:: REQUIRED WORK ::
Copy each line where the word "image" occurs.

:: INFORMATION GIVEN ::
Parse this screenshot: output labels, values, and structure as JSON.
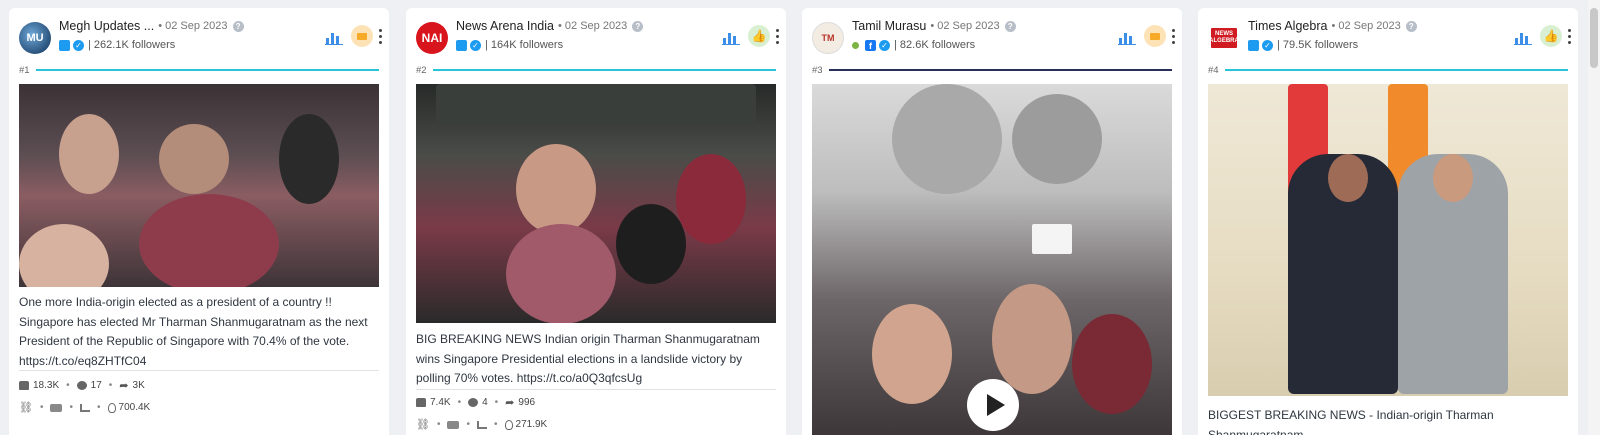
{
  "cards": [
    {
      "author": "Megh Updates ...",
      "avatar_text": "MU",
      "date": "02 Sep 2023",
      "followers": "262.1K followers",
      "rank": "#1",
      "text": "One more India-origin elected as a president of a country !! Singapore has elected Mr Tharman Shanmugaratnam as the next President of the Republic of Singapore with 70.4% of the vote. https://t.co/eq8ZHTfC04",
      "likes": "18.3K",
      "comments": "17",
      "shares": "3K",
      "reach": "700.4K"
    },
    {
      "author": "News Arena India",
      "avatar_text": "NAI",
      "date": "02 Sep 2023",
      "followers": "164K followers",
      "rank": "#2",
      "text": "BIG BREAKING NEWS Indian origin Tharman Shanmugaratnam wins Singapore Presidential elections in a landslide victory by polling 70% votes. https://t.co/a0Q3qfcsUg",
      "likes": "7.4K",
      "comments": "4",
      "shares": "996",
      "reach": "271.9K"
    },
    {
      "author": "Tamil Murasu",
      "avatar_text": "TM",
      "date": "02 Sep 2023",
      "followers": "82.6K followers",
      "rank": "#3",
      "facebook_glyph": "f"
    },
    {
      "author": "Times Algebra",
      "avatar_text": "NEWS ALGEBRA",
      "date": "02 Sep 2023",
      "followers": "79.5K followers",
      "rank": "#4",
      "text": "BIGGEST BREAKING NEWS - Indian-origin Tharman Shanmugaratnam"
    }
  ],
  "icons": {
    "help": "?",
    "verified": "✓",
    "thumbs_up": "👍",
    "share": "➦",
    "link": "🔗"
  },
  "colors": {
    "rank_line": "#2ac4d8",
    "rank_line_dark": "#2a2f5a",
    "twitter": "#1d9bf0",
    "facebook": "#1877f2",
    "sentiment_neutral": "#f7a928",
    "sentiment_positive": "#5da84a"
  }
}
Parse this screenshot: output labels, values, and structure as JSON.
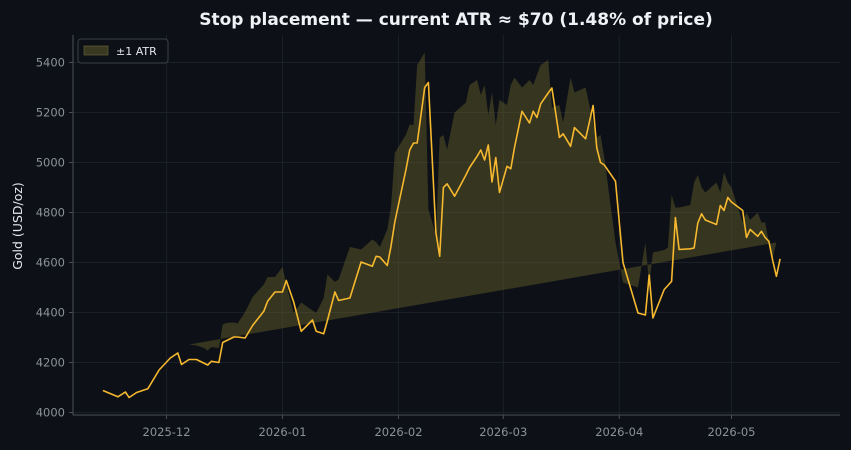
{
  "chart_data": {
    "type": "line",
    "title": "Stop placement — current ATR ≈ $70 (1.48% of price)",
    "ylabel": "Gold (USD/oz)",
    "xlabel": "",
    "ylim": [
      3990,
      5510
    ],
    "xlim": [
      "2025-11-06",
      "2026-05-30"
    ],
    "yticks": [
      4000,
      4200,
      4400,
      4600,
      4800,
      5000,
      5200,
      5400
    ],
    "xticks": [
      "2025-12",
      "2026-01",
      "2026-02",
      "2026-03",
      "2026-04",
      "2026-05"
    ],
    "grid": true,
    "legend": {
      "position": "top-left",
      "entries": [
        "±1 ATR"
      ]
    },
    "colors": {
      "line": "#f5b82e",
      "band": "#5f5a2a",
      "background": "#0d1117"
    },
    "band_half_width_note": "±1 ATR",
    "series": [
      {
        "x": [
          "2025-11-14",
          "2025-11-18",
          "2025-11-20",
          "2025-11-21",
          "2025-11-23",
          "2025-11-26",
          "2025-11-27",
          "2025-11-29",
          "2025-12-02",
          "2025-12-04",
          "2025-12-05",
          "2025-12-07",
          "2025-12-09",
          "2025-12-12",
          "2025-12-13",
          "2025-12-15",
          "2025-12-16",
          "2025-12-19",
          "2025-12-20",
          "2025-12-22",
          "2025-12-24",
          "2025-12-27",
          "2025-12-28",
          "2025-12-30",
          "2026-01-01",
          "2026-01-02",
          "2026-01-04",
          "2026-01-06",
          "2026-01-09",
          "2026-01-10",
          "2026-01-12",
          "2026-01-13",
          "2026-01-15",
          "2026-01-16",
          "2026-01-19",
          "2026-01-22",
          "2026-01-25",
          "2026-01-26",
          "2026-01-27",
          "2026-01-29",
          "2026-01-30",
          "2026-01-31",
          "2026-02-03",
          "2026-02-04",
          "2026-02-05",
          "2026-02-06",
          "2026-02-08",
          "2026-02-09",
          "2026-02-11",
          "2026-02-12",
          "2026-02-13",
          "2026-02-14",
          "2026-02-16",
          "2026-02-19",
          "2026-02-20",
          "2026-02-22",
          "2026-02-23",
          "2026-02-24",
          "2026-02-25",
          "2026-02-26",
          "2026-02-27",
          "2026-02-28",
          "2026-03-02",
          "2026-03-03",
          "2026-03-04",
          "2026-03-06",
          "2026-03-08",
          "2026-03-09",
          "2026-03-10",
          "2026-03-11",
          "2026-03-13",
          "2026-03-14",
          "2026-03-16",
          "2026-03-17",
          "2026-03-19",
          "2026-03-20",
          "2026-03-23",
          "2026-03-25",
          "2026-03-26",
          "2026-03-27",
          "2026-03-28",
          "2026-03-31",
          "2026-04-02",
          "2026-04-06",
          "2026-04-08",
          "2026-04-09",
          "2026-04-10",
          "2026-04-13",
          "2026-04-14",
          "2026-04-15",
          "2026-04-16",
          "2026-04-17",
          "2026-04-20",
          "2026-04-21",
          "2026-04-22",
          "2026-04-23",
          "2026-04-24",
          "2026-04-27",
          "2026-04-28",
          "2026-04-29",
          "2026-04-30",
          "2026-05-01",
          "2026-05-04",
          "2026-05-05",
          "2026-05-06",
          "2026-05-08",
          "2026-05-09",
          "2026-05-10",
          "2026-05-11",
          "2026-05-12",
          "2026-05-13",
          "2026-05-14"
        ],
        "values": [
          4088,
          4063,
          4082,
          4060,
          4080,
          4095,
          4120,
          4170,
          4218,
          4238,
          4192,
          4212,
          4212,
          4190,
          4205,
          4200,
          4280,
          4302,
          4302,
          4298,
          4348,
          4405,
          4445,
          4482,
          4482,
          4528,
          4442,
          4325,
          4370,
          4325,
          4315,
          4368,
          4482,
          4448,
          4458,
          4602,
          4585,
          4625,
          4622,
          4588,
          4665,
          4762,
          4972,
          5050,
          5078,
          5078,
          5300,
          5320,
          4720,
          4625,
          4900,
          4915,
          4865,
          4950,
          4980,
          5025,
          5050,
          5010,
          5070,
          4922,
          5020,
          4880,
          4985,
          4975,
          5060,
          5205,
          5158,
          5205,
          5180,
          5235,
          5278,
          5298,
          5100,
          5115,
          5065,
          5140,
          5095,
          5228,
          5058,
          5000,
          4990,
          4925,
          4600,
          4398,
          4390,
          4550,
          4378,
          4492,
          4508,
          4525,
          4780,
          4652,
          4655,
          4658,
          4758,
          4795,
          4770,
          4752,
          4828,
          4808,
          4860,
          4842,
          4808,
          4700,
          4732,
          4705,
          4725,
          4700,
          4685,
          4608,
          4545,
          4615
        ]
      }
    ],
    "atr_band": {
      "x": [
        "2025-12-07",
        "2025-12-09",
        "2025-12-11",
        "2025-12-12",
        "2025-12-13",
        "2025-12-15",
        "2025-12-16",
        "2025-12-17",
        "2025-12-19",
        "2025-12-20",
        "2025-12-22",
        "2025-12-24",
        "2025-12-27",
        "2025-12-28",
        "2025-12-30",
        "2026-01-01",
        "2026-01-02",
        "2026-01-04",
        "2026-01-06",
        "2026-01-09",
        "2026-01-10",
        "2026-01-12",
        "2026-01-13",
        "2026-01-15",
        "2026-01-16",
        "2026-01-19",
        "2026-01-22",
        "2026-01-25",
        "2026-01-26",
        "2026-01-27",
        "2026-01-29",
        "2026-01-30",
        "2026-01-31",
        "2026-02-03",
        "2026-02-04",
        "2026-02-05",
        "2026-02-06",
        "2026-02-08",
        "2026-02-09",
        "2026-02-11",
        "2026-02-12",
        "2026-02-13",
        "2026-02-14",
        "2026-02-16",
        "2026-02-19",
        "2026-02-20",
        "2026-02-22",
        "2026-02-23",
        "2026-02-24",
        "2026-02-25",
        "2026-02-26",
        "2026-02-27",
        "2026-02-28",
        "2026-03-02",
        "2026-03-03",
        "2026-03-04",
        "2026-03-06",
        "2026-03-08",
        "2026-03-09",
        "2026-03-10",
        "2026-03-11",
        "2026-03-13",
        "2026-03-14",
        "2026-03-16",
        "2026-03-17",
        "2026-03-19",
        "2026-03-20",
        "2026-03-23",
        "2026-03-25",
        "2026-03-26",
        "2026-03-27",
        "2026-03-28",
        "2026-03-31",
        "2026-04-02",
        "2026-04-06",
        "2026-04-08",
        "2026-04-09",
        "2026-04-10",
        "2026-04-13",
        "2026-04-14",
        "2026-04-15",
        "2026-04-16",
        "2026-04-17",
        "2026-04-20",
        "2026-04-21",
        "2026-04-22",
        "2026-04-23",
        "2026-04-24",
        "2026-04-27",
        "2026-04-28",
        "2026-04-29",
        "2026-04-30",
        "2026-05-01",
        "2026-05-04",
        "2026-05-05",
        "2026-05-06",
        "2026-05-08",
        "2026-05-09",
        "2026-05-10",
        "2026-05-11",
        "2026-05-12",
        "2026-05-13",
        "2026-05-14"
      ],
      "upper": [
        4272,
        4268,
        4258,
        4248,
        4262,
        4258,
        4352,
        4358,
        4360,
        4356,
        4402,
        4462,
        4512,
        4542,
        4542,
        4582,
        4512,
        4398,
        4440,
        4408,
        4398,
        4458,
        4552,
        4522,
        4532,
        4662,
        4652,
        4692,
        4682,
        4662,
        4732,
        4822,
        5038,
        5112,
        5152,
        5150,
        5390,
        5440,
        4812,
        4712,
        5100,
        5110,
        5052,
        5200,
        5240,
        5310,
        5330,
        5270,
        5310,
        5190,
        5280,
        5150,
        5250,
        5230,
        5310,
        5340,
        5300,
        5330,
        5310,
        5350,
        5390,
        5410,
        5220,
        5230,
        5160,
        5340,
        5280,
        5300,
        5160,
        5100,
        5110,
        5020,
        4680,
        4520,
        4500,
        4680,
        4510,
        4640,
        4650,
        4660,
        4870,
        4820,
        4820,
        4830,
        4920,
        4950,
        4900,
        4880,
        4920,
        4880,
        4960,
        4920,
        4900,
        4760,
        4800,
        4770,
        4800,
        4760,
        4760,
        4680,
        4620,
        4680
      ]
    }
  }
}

---

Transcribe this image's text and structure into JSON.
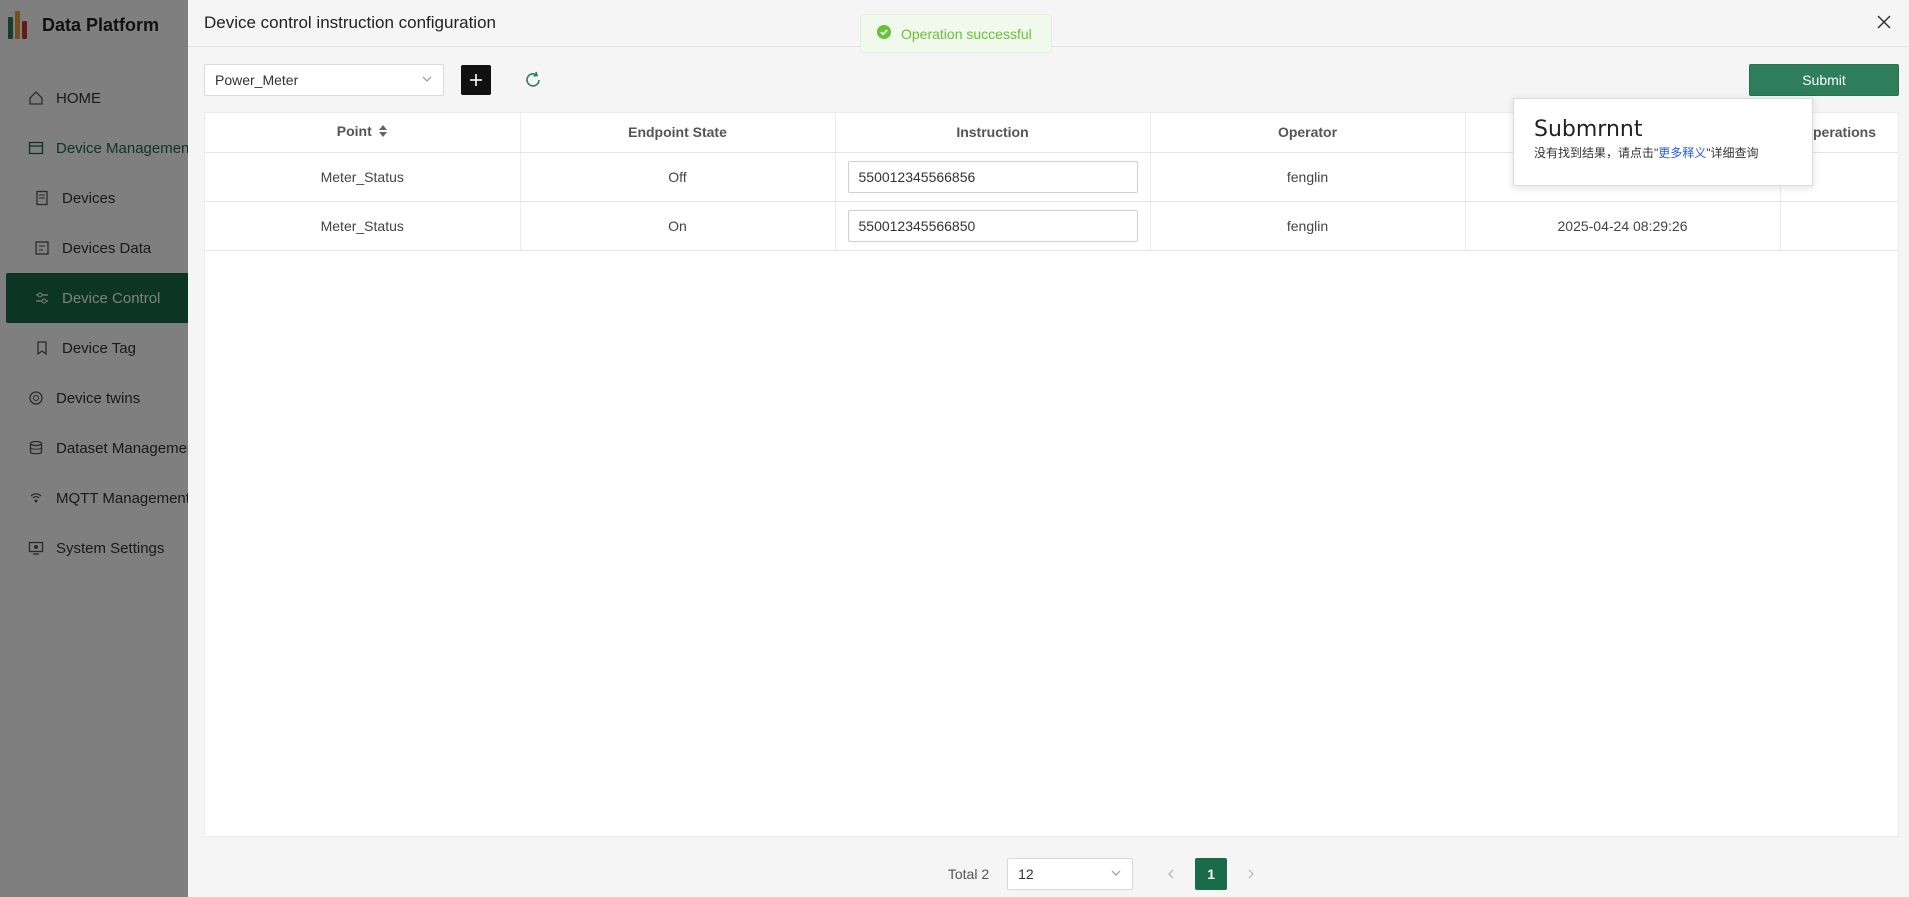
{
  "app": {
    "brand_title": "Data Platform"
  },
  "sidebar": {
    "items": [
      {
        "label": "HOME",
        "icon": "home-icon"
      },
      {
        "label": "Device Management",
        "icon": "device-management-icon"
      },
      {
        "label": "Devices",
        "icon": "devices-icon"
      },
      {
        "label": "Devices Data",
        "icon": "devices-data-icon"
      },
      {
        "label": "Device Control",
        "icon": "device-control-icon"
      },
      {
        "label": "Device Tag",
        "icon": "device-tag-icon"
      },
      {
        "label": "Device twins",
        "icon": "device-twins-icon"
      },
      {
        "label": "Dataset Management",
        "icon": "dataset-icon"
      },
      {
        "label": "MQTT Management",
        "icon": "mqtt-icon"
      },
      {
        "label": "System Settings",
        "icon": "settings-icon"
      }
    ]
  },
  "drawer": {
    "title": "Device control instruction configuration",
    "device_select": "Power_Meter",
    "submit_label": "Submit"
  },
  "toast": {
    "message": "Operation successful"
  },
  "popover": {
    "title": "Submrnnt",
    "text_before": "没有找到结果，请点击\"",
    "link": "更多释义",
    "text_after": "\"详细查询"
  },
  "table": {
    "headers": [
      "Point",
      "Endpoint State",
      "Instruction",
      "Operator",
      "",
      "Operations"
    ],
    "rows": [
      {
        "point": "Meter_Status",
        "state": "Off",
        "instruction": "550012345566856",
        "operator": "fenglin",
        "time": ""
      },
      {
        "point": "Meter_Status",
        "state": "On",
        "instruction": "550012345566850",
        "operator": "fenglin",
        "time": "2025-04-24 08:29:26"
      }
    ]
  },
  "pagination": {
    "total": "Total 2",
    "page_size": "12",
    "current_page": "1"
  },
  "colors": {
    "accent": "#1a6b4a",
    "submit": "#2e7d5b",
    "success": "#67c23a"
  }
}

...

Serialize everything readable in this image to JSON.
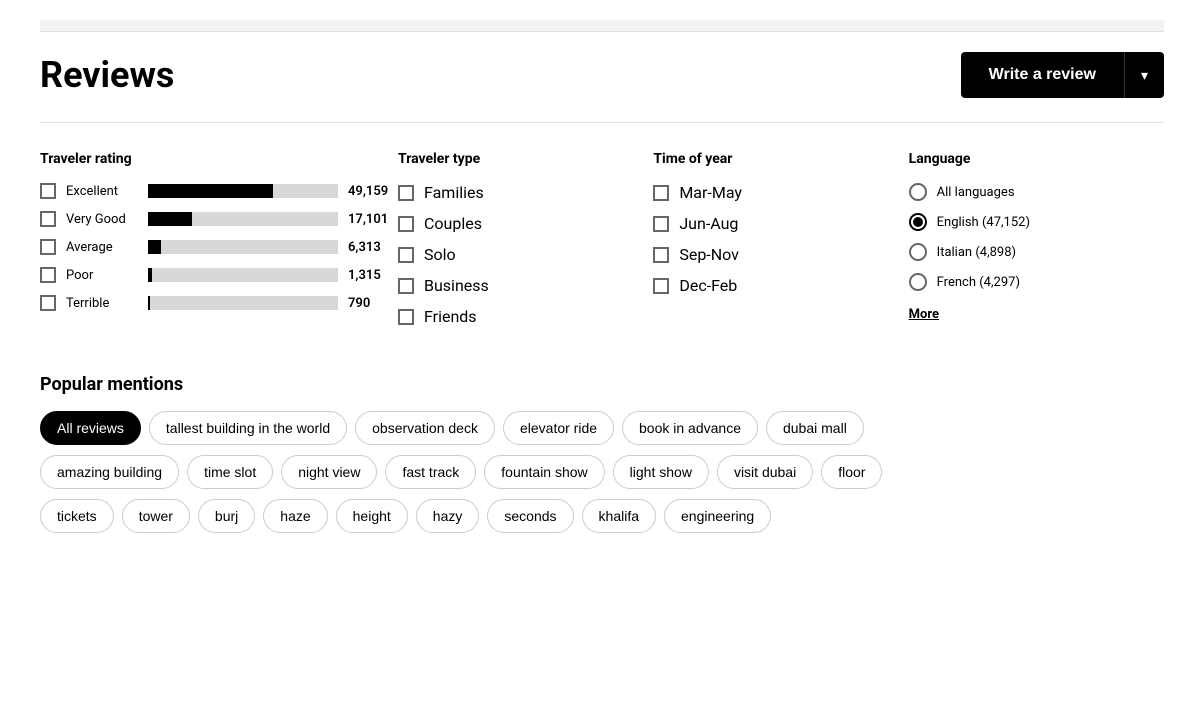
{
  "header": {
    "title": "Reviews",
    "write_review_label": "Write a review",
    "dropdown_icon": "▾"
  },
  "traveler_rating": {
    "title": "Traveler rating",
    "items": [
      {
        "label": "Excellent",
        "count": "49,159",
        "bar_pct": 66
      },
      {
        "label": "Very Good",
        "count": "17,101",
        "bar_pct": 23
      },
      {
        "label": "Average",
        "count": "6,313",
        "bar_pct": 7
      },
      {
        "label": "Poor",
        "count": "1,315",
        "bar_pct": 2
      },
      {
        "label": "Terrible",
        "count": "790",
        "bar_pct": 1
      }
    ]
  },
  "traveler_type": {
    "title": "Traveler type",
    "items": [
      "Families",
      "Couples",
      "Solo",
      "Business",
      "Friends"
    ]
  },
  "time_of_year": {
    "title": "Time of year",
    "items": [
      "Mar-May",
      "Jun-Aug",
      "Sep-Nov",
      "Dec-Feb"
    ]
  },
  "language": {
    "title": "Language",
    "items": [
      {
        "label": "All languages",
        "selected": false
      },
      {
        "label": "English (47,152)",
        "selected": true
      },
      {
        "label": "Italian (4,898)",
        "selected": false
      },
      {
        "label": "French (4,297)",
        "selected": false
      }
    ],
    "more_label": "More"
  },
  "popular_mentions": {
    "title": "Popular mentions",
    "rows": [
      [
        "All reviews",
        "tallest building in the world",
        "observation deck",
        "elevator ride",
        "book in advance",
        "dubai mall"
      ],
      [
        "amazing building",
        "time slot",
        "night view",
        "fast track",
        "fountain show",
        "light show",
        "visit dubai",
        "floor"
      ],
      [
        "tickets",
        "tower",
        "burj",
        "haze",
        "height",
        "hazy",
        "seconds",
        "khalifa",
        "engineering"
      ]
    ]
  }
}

:: CORRECT OUTPUT ::
Transcribe this image's text and structure into JSON.
Serialize everything readable in this image to JSON.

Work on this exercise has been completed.